Information shown =>
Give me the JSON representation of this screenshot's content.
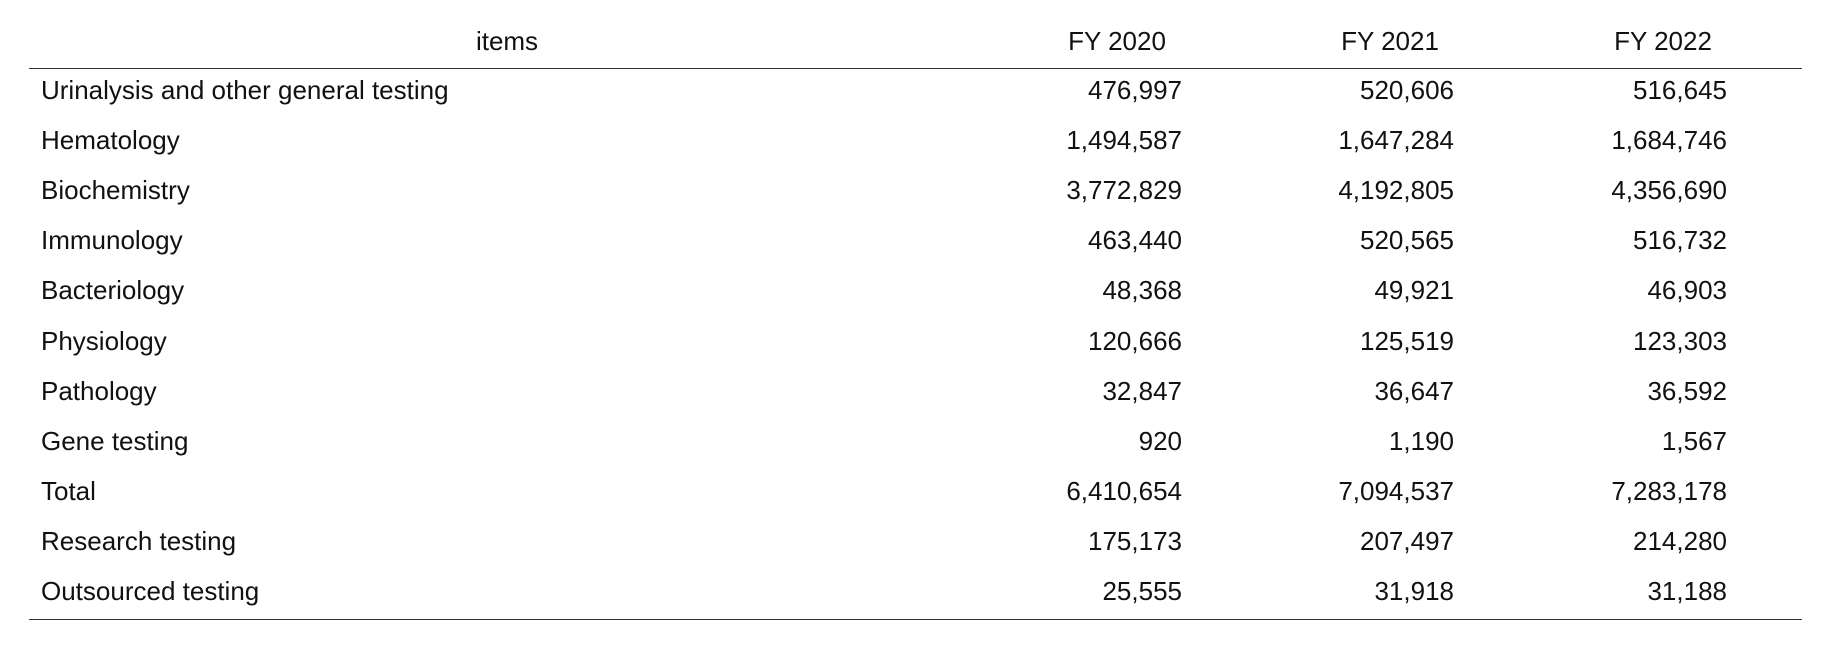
{
  "table": {
    "header": [
      "items",
      "FY 2020",
      "FY 2021",
      "FY 2022"
    ],
    "rows": [
      [
        "Urinalysis and other general testing",
        "476,997",
        "520,606",
        "516,645"
      ],
      [
        "Hematology",
        "1,494,587",
        "1,647,284",
        "1,684,746"
      ],
      [
        "Biochemistry",
        "3,772,829",
        "4,192,805",
        "4,356,690"
      ],
      [
        "Immunology",
        "463,440",
        "520,565",
        "516,732"
      ],
      [
        "Bacteriology",
        "48,368",
        "49,921",
        "46,903"
      ],
      [
        "Physiology",
        "120,666",
        "125,519",
        "123,303"
      ],
      [
        "Pathology",
        "32,847",
        "36,647",
        "36,592"
      ],
      [
        "Gene testing",
        "920",
        "1,190",
        "1,567"
      ],
      [
        "Total",
        "6,410,654",
        "7,094,537",
        "7,283,178"
      ],
      [
        "Research testing",
        "175,173",
        "207,497",
        "214,280"
      ],
      [
        "Outsourced testing",
        "25,555",
        "31,918",
        "31,188"
      ]
    ]
  }
}
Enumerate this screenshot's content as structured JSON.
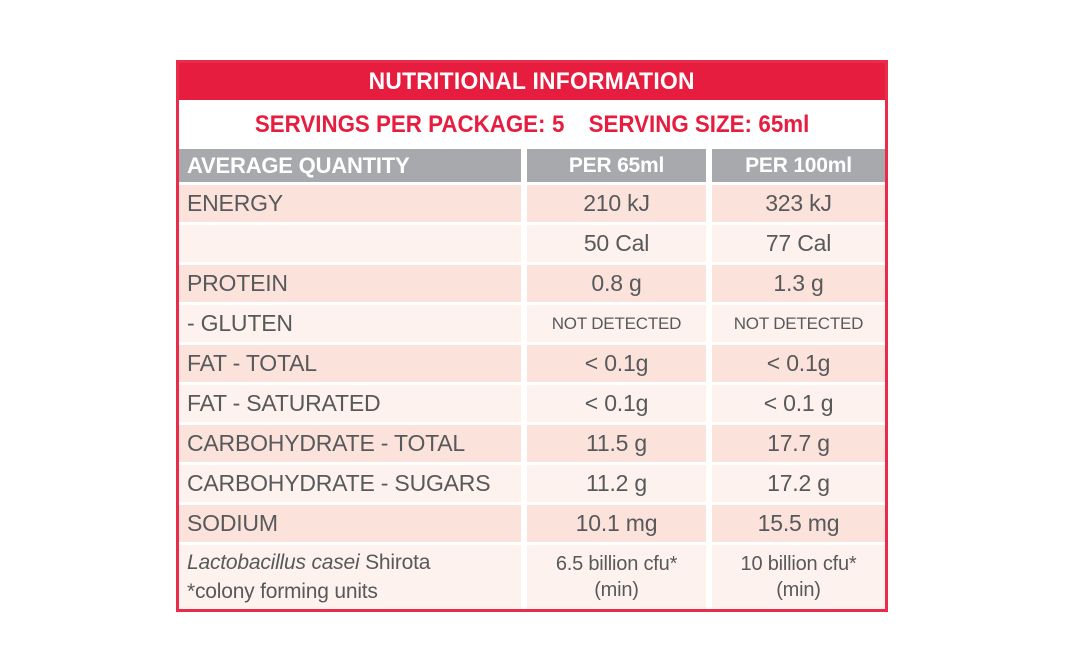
{
  "title": "NUTRITIONAL INFORMATION",
  "servings": {
    "package_label": "SERVINGS PER PACKAGE:",
    "package_value": "5",
    "size_label": "SERVING SIZE:",
    "size_value": "65ml"
  },
  "columns": [
    "AVERAGE QUANTITY",
    "PER 65ml",
    "PER 100ml"
  ],
  "rows": [
    {
      "label": "ENERGY",
      "values": [
        "210 kJ",
        "323 kJ"
      ]
    },
    {
      "label": "",
      "values": [
        "50 Cal",
        "77 Cal"
      ]
    },
    {
      "label": "PROTEIN",
      "values": [
        "0.8 g",
        "1.3 g"
      ]
    },
    {
      "label": "- GLUTEN",
      "values": [
        "NOT DETECTED",
        "NOT DETECTED"
      ],
      "small_values": true
    },
    {
      "label": "FAT - TOTAL",
      "values": [
        "< 0.1g",
        "< 0.1g"
      ]
    },
    {
      "label": "FAT - SATURATED",
      "values": [
        "< 0.1g",
        "< 0.1 g"
      ]
    },
    {
      "label": "CARBOHYDRATE - TOTAL",
      "values": [
        "11.5 g",
        "17.7 g"
      ]
    },
    {
      "label": "CARBOHYDRATE - SUGARS",
      "values": [
        "11.2 g",
        "17.2 g"
      ]
    },
    {
      "label": "SODIUM",
      "values": [
        "10.1 mg",
        "15.5 mg"
      ]
    },
    {
      "label_italic": "Lactobacillus casei",
      "label_after": " Shirota",
      "label_line2": "*colony forming units",
      "values": [
        "6.5 billion cfu*",
        "10 billion cfu*"
      ],
      "value_line2": "(min)"
    }
  ],
  "colors": {
    "header_red": "#e71d3f",
    "border_red": "#ea2c4c",
    "header_gray": "#a7a9ac",
    "row_pink": "#fbe3dc",
    "row_pink_light": "#fdf2ee",
    "text_gray": "#58595b",
    "white": "#ffffff"
  }
}
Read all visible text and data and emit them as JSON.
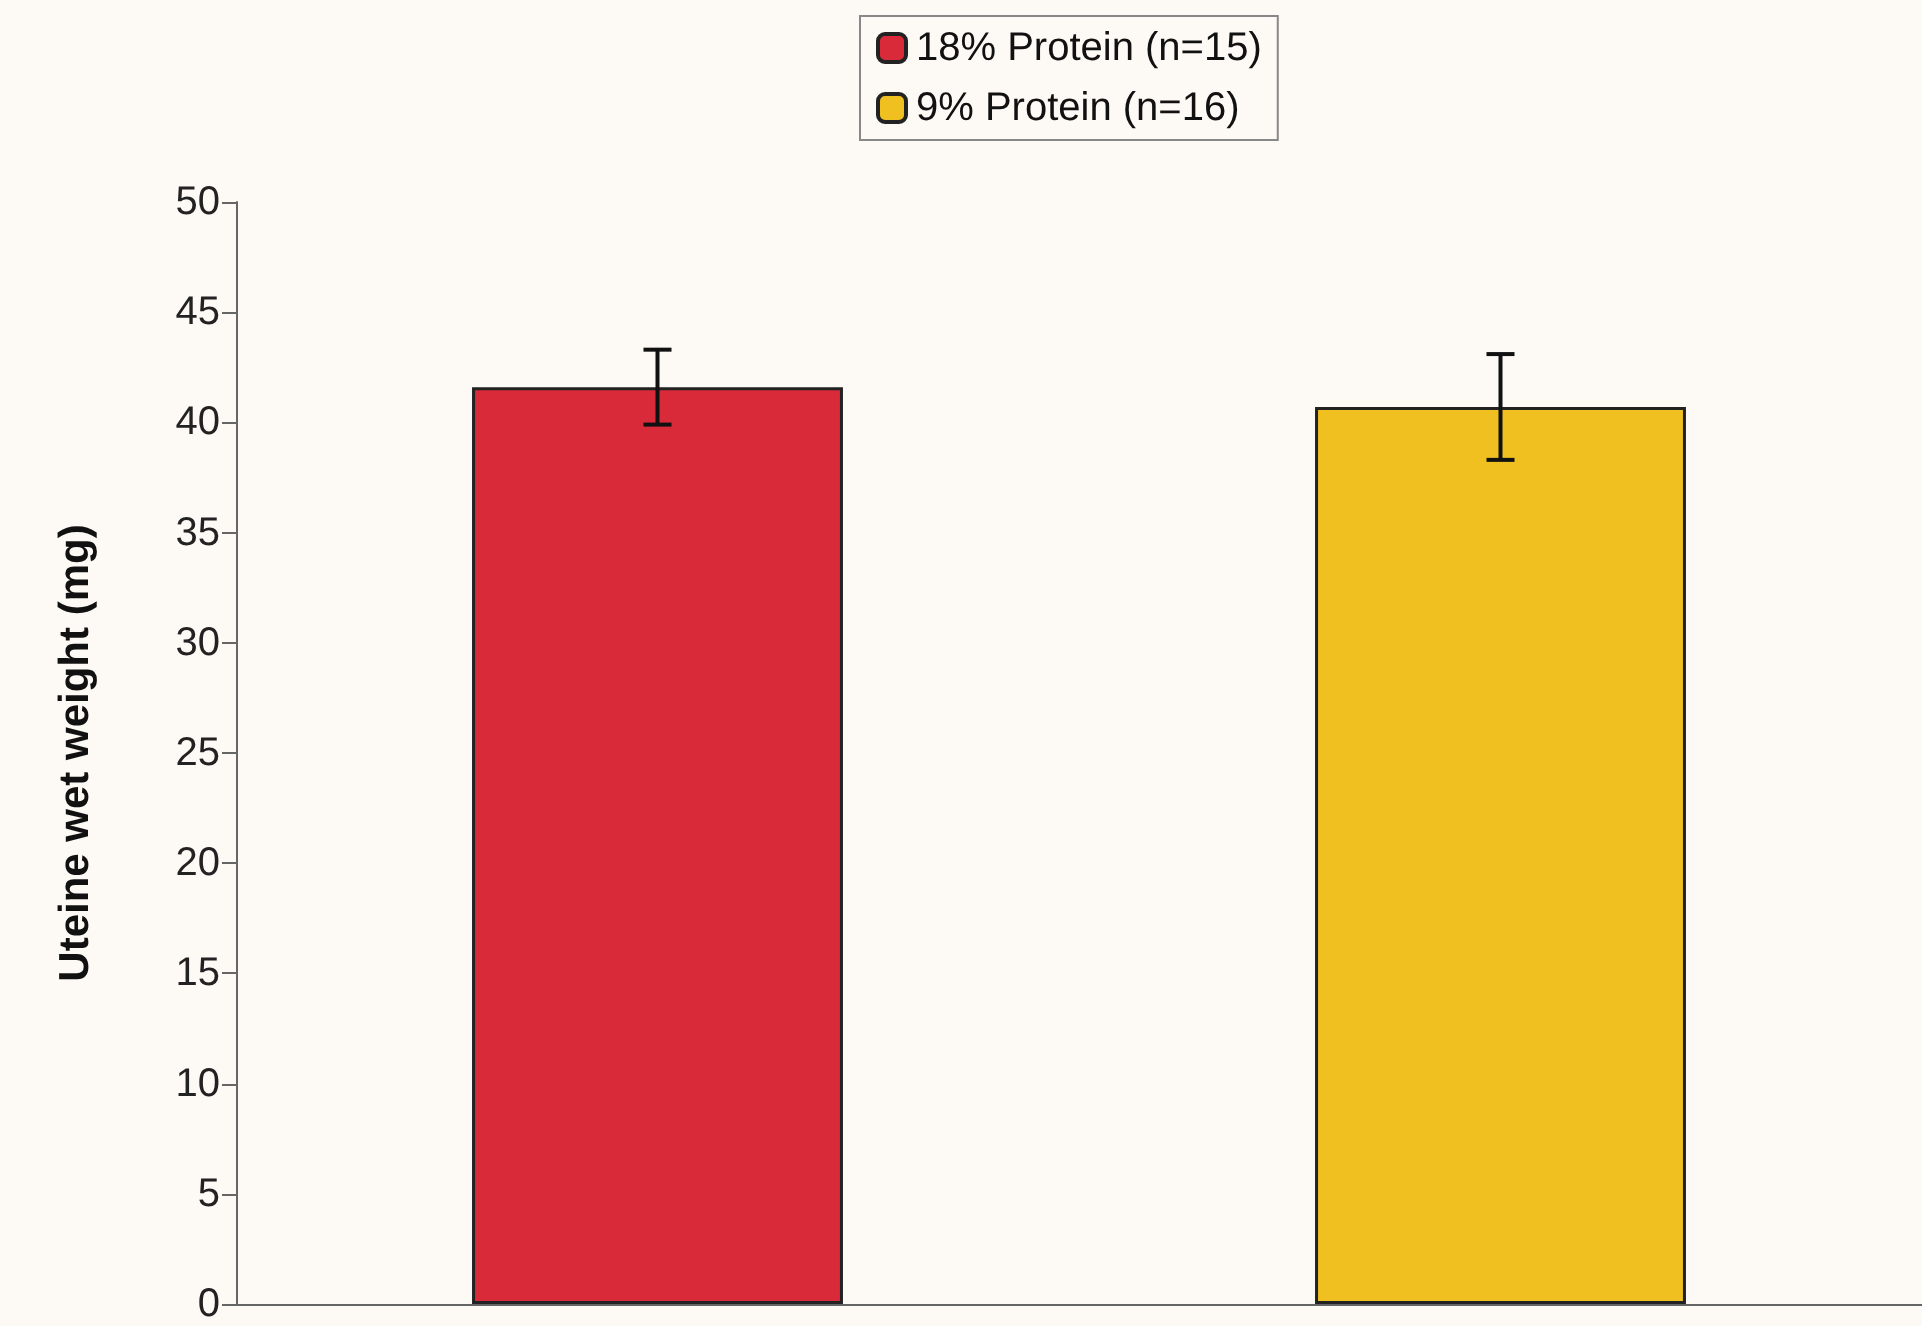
{
  "chart_data": {
    "type": "bar",
    "ylabel": "Uteine wet weight (mg)",
    "categories": [
      null,
      null
    ],
    "series": [
      {
        "name": "18% Protein (n=15)",
        "color": "#d92a3a",
        "values": [
          41.6,
          null
        ],
        "errors": [
          1.7,
          null
        ]
      },
      {
        "name": "9% Protein (n=16)",
        "color": "#f0c020",
        "values": [
          null,
          40.7
        ],
        "errors": [
          null,
          2.4
        ]
      }
    ],
    "ylim": [
      0,
      50
    ],
    "yticks": [
      0,
      5,
      10,
      15,
      20,
      25,
      30,
      35,
      40,
      45,
      50
    ],
    "grid": false,
    "legend": "top"
  }
}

About this exercise => With the pictures omitted, the records above are to be repeated exactly.

Problem solution =>
Give me the JSON representation of this screenshot's content.
{
  "table": {
    "header": [
      "items",
      "FY 2020",
      "FY 2021",
      "FY 2022"
    ],
    "rows": [
      [
        "Urinalysis and other general testing",
        "476,997",
        "520,606",
        "516,645"
      ],
      [
        "Hematology",
        "1,494,587",
        "1,647,284",
        "1,684,746"
      ],
      [
        "Biochemistry",
        "3,772,829",
        "4,192,805",
        "4,356,690"
      ],
      [
        "Immunology",
        "463,440",
        "520,565",
        "516,732"
      ],
      [
        "Bacteriology",
        "48,368",
        "49,921",
        "46,903"
      ],
      [
        "Physiology",
        "120,666",
        "125,519",
        "123,303"
      ],
      [
        "Pathology",
        "32,847",
        "36,647",
        "36,592"
      ],
      [
        "Gene testing",
        "920",
        "1,190",
        "1,567"
      ],
      [
        "Total",
        "6,410,654",
        "7,094,537",
        "7,283,178"
      ],
      [
        "Research testing",
        "175,173",
        "207,497",
        "214,280"
      ],
      [
        "Outsourced testing",
        "25,555",
        "31,918",
        "31,188"
      ]
    ]
  }
}
Enumerate this screenshot's content as structured JSON.
{
  "title": "NUTRITIONAL INFORMATION",
  "servings": {
    "package_label": "SERVINGS PER PACKAGE:",
    "package_value": "5",
    "size_label": "SERVING SIZE:",
    "size_value": "65ml"
  },
  "columns": [
    "AVERAGE QUANTITY",
    "PER 65ml",
    "PER 100ml"
  ],
  "rows": [
    {
      "label": "ENERGY",
      "values": [
        "210 kJ",
        "323 kJ"
      ]
    },
    {
      "label": "",
      "values": [
        "50 Cal",
        "77 Cal"
      ]
    },
    {
      "label": "PROTEIN",
      "values": [
        "0.8 g",
        "1.3 g"
      ]
    },
    {
      "label": "- GLUTEN",
      "values": [
        "NOT DETECTED",
        "NOT DETECTED"
      ],
      "small_values": true
    },
    {
      "label": "FAT - TOTAL",
      "values": [
        "< 0.1g",
        "< 0.1g"
      ]
    },
    {
      "label": "FAT - SATURATED",
      "values": [
        "< 0.1g",
        "< 0.1 g"
      ]
    },
    {
      "label": "CARBOHYDRATE - TOTAL",
      "values": [
        "11.5 g",
        "17.7 g"
      ]
    },
    {
      "label": "CARBOHYDRATE - SUGARS",
      "values": [
        "11.2 g",
        "17.2 g"
      ]
    },
    {
      "label": "SODIUM",
      "values": [
        "10.1 mg",
        "15.5 mg"
      ]
    },
    {
      "label_italic": "Lactobacillus casei",
      "label_after": " Shirota",
      "label_line2": "*colony forming units",
      "values": [
        "6.5 billion cfu*",
        "10 billion cfu*"
      ],
      "value_line2": "(min)"
    }
  ],
  "colors": {
    "header_red": "#e71d3f",
    "border_red": "#ea2c4c",
    "header_gray": "#a7a9ac",
    "row_pink": "#fbe3dc",
    "row_pink_light": "#fdf2ee",
    "text_gray": "#58595b",
    "white": "#ffffff"
  }
}
Read all visible text and data and emit them as JSON.
{
  "chart_data": {
    "type": "bar",
    "ylabel": "Uteine wet weight (mg)",
    "categories": [
      null,
      null
    ],
    "series": [
      {
        "name": "18% Protein (n=15)",
        "color": "#d92a3a",
        "values": [
          41.6,
          null
        ],
        "errors": [
          1.7,
          null
        ]
      },
      {
        "name": "9% Protein (n=16)",
        "color": "#f0c020",
        "values": [
          null,
          40.7
        ],
        "errors": [
          null,
          2.4
        ]
      }
    ],
    "ylim": [
      0,
      50
    ],
    "yticks": [
      0,
      5,
      10,
      15,
      20,
      25,
      30,
      35,
      40,
      45,
      50
    ],
    "grid": false,
    "legend": "top"
  }
}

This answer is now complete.